What the exercise asks:
Extract the complete data exactly as given.

Recorded information:
*****

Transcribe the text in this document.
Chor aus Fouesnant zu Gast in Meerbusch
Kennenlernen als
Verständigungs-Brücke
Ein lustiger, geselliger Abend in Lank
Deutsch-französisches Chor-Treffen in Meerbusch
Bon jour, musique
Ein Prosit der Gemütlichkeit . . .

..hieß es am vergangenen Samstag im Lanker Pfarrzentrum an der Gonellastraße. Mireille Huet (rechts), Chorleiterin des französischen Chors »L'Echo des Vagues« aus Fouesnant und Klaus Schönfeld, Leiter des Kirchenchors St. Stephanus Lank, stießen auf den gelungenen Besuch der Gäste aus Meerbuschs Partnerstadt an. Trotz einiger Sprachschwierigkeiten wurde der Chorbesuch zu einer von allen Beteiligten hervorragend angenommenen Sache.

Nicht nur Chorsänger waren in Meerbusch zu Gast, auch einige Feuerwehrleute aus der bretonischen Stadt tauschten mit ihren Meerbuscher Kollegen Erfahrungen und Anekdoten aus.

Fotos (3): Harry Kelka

*****

Written reply:
Transcribe the text in this document.
Chor aus Fouesnant zu Gast in Meerbusch
Kennenlernen als
Verständigungs-Brücke
Ein lustiger, geselliger Abend in Lank
Deutsch-französisches Chor-Treffen in Meerbusch
Bon jour, musique
Ein Prosit der Gemütlichkeit . . .

..hieß es am vergangenen Samstag im Lanker Pfarrzentrum an der Gonellastraße. Mireille Huet (rechts), Chorleiterin des französischen Chors »L'Echo des Vagues« aus Fouesnant und Klaus Schönfeld, Leiter des Kirchenchors St. Stephanus Lank, stießen auf den gelungenen Besuch der Gäste aus Meerbuschs Partnerstadt an. Trotz einiger Sprachschwierigkeiten wurde der Chorbesuch zu einer von allen Beteiligten hervorragend angenommenen Sache.

Nicht nur Chorsänger waren in Meerbusch zu Gast, auch einige Feuerwehrleute aus der bretonischen Stadt tauschten mit ihren Meerbuscher Kollegen Erfahrungen und Anekdoten aus.

Fotos (3): Harry Kelka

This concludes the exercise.